WHAT IS NEEDED.
Locate and copy all lines bearing the word "billion".

Records that describe figures
━━━━━━

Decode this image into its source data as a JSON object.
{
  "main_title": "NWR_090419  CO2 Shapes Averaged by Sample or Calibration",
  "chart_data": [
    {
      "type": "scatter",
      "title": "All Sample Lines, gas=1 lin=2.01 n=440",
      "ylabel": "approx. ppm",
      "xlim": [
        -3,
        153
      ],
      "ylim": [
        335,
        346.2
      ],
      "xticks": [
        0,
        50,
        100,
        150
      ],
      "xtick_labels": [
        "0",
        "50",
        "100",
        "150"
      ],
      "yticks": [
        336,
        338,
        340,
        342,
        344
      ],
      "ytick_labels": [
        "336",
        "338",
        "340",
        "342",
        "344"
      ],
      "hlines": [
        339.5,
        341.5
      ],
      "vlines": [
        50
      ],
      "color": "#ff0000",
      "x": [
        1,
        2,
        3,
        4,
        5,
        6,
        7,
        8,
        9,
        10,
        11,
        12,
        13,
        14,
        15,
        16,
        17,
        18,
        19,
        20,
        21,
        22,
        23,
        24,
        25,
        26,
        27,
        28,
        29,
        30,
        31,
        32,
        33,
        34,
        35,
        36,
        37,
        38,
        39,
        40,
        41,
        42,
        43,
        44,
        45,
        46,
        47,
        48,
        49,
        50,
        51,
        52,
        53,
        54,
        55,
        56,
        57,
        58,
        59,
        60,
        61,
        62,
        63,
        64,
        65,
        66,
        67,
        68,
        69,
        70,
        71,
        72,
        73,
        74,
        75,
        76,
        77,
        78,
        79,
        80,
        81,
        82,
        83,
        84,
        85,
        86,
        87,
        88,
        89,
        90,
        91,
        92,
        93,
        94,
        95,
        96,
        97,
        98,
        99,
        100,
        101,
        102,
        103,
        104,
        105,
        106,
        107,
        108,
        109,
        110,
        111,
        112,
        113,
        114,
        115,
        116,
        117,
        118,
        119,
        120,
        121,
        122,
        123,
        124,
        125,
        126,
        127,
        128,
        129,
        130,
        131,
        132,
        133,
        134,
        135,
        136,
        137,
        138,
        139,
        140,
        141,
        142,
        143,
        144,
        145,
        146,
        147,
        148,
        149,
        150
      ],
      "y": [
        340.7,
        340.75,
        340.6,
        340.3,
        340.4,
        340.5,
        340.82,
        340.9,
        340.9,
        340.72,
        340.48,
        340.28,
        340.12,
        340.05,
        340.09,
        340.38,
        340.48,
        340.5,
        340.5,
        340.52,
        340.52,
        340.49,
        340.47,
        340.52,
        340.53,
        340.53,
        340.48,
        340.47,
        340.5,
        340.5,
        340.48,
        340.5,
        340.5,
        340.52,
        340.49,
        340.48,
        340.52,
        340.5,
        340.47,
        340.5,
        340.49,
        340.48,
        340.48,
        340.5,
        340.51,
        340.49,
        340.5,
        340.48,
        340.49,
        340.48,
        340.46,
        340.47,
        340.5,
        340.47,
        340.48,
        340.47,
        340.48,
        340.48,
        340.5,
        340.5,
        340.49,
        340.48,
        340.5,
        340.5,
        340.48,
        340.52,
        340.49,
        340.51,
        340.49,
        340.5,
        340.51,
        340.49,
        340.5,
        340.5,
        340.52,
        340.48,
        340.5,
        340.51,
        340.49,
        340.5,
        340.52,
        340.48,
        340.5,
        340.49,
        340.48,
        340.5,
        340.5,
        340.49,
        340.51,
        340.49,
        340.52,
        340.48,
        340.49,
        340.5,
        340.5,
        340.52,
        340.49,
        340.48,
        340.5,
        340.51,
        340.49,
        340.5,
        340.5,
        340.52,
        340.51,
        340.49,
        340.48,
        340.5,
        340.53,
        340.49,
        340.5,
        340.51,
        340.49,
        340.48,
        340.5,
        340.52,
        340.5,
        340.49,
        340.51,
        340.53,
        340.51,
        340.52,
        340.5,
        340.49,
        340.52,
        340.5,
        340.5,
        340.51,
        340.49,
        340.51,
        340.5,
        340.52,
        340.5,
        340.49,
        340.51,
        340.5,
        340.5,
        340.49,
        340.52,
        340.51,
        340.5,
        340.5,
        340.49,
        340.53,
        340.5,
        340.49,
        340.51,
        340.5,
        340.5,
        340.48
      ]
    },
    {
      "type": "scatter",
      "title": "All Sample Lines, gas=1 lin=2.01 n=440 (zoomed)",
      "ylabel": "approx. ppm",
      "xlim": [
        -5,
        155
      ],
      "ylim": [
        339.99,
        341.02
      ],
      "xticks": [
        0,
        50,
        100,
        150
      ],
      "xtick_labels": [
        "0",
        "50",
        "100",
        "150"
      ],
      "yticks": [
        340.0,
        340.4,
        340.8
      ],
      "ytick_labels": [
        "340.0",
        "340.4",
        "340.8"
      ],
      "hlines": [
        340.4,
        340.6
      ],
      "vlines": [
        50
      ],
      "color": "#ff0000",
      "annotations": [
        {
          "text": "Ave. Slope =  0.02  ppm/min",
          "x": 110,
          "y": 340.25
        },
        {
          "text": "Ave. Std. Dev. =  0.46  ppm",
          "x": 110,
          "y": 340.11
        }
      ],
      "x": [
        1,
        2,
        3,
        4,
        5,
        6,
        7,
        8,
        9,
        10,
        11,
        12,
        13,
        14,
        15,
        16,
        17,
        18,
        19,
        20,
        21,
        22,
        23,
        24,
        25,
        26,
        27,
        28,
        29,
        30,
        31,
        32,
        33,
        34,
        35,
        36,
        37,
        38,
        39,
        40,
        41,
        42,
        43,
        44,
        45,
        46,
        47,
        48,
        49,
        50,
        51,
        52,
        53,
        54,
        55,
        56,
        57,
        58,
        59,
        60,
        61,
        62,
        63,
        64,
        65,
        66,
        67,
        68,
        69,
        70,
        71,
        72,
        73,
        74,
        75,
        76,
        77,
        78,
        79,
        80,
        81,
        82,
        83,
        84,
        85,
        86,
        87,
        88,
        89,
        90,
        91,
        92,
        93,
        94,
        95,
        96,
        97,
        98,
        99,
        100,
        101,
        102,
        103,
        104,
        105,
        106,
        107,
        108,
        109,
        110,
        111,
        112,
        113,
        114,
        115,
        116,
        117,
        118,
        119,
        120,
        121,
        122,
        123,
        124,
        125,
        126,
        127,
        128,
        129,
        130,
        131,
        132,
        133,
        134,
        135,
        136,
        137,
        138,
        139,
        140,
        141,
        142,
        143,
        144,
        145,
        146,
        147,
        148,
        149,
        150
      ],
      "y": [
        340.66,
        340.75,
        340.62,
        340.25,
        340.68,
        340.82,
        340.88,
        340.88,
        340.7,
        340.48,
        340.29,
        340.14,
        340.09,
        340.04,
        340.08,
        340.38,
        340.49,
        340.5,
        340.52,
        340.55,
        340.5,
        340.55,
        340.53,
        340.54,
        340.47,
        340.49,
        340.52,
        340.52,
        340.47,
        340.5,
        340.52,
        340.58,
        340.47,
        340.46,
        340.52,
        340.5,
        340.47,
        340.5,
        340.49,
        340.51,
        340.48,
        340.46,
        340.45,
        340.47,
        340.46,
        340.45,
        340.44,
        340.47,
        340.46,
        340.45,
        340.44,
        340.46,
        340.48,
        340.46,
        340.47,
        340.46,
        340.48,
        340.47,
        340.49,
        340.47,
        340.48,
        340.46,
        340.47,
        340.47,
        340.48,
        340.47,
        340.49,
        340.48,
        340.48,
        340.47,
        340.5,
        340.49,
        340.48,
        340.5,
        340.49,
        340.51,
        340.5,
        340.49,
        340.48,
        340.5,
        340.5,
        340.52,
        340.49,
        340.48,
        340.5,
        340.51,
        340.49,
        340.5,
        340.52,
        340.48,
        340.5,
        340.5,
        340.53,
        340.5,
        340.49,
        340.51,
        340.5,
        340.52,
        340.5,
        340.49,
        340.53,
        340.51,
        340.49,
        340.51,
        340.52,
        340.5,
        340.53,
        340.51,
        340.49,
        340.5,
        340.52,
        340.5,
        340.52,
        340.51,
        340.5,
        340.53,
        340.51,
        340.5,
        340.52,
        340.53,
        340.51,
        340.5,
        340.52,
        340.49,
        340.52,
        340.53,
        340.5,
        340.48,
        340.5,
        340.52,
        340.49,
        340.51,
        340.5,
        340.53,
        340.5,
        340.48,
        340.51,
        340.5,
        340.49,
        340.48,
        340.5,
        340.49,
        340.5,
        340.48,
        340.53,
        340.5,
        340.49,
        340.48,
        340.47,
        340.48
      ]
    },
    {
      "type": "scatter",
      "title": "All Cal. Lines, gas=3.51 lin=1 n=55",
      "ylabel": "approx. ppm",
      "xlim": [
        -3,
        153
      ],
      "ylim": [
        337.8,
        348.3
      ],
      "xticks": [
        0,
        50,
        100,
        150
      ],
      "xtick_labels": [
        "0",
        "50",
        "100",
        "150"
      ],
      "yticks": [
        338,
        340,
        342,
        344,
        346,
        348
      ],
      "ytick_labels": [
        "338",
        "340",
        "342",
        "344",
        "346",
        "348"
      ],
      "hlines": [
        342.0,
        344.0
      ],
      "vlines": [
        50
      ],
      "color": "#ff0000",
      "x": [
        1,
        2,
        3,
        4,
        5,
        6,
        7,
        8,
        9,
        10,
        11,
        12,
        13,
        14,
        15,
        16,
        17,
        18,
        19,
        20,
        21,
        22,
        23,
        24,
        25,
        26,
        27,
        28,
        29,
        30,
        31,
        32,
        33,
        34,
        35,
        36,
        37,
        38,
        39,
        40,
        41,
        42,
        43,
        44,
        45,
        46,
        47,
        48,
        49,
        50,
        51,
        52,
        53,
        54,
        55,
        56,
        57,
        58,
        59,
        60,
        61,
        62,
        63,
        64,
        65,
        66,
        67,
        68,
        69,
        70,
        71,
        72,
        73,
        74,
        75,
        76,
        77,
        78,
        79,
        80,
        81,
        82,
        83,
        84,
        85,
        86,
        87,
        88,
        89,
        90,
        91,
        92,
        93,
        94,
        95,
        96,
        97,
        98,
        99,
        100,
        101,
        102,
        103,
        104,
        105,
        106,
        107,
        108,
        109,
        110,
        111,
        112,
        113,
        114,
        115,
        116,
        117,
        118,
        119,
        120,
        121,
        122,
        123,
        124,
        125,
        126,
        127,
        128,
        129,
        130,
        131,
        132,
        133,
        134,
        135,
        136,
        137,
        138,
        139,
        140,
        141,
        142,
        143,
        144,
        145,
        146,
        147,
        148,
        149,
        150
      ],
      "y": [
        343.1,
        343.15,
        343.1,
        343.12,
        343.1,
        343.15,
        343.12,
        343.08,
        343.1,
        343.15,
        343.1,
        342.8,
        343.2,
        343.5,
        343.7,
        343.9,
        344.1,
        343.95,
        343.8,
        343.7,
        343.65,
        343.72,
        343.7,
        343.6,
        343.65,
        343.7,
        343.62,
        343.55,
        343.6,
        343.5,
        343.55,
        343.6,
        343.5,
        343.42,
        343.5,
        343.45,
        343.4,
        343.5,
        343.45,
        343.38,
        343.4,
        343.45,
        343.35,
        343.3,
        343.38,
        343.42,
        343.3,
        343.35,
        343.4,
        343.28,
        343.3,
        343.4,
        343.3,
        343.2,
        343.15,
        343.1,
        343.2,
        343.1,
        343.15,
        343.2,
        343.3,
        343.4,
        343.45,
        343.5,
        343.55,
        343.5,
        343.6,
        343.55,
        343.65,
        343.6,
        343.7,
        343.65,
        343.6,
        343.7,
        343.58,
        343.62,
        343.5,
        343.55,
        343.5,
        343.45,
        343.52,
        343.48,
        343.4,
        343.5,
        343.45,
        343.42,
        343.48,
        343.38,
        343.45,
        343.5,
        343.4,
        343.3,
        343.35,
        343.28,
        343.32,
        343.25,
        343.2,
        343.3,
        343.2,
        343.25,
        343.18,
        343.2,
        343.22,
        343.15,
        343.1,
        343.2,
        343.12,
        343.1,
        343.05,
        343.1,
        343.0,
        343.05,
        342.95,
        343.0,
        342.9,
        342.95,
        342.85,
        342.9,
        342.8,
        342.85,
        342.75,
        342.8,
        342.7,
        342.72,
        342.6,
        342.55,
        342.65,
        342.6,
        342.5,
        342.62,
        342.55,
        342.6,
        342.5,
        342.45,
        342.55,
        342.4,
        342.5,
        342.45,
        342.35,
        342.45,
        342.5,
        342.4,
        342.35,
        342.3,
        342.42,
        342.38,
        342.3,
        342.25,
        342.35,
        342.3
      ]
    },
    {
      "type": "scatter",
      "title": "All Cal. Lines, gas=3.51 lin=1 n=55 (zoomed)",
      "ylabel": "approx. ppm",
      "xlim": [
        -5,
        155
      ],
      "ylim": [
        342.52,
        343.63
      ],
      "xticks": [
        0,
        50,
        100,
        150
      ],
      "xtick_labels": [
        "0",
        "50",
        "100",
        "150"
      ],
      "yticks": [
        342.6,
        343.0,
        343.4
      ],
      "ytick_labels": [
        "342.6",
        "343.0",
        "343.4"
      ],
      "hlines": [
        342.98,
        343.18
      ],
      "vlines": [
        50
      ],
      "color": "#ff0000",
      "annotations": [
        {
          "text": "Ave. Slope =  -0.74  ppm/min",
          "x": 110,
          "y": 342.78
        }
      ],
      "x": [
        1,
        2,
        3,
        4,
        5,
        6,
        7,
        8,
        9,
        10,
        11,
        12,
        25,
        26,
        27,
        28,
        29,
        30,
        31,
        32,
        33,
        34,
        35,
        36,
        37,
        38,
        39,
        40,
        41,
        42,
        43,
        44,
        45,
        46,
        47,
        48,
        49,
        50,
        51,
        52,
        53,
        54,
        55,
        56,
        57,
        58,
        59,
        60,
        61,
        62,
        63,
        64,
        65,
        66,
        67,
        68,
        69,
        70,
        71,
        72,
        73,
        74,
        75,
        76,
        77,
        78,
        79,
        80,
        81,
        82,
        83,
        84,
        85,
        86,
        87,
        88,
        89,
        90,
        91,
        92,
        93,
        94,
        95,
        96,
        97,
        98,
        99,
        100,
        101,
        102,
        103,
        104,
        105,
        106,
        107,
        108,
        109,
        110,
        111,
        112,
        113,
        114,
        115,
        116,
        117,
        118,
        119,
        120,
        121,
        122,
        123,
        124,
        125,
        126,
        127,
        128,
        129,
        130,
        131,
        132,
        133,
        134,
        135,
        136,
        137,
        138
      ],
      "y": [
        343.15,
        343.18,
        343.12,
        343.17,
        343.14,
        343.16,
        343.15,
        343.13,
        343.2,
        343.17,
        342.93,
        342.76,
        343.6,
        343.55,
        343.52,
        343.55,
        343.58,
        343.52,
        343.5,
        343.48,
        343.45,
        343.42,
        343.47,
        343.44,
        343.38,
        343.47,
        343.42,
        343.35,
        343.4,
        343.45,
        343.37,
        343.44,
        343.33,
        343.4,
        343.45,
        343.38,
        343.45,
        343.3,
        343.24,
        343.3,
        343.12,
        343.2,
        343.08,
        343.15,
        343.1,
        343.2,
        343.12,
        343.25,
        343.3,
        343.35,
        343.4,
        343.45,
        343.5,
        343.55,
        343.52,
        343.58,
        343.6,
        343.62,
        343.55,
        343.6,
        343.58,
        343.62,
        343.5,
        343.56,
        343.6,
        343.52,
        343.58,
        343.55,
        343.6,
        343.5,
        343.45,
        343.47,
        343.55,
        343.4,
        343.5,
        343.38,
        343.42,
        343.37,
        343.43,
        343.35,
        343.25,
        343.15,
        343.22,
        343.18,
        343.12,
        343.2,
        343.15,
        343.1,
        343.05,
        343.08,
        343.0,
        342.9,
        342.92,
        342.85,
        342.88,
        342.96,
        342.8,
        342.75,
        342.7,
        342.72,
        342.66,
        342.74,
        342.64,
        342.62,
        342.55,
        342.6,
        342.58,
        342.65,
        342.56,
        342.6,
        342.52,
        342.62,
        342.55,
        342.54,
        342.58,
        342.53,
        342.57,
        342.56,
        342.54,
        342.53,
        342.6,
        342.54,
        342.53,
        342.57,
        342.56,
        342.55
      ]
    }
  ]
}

━━━━━━

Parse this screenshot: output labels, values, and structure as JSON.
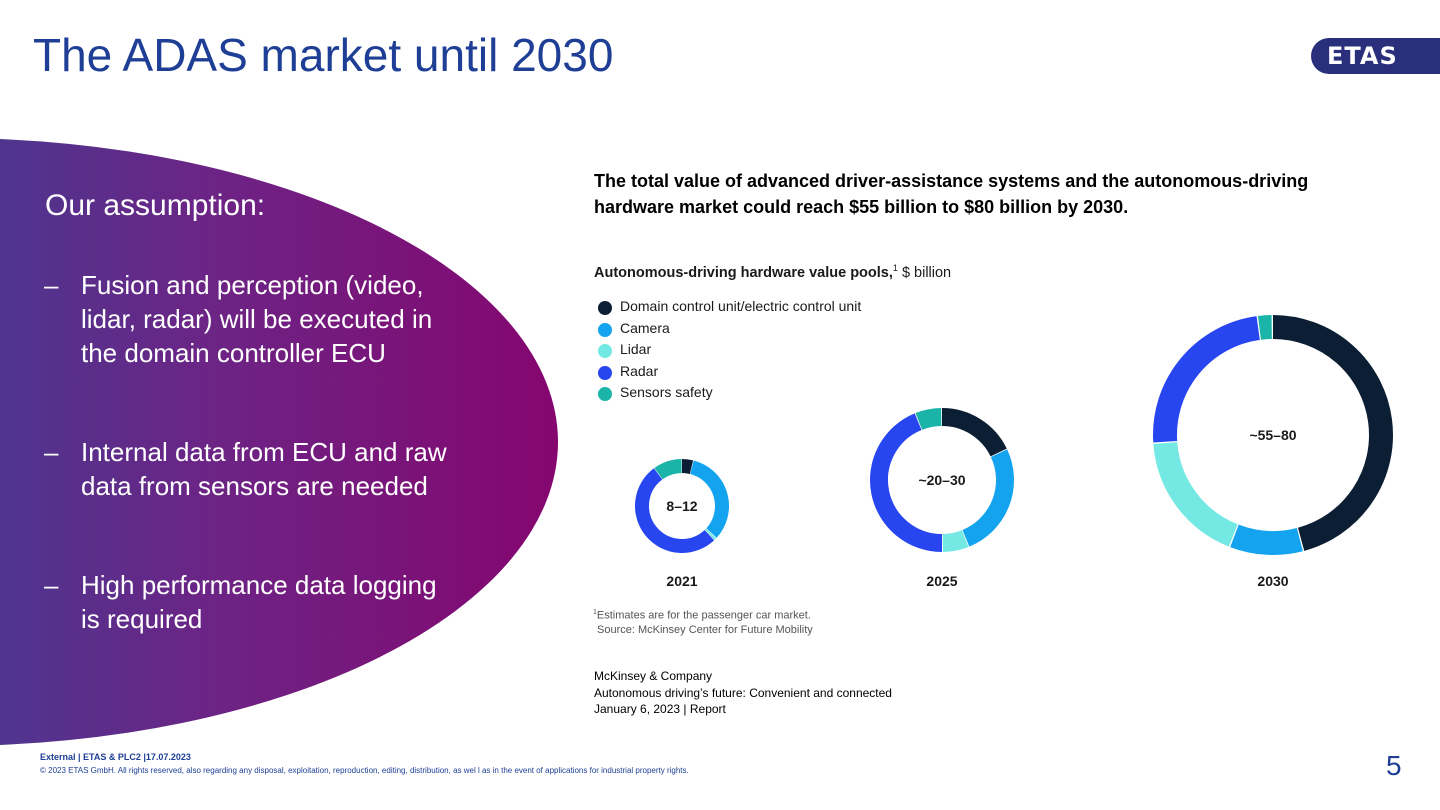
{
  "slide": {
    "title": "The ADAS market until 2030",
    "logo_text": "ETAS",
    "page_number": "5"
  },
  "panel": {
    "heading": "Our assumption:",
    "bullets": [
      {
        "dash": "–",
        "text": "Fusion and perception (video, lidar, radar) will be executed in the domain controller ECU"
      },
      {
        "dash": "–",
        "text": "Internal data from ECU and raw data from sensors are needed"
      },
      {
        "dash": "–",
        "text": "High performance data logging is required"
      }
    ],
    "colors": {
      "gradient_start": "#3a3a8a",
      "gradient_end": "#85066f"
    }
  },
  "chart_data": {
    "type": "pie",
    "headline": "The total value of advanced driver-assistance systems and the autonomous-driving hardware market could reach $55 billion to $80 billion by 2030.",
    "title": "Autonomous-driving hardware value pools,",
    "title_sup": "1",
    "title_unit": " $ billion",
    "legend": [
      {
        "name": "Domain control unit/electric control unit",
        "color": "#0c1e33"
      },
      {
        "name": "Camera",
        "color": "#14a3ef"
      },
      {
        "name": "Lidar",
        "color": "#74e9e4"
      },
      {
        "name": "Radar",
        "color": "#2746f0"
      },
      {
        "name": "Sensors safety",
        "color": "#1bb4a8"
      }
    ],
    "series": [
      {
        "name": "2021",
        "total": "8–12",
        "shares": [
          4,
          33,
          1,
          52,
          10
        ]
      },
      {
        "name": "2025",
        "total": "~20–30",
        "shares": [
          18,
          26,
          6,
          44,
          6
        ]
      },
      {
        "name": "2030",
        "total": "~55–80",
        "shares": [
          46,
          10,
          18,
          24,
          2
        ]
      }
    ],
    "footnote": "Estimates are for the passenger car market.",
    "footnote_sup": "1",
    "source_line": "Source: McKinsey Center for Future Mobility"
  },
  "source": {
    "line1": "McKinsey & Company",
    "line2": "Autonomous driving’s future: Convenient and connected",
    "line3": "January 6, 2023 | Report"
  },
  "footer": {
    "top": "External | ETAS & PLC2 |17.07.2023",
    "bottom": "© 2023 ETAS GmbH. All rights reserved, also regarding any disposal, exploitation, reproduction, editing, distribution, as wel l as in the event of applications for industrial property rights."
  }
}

━━━━━━

OUTPUT OF THE EXERCISE.
    "headline": "The total value of advanced driver-assistance systems and the autonomous-driving hardware market could reach $55 billion to $80 billion by 2030.",
    "title_unit": " $ billion",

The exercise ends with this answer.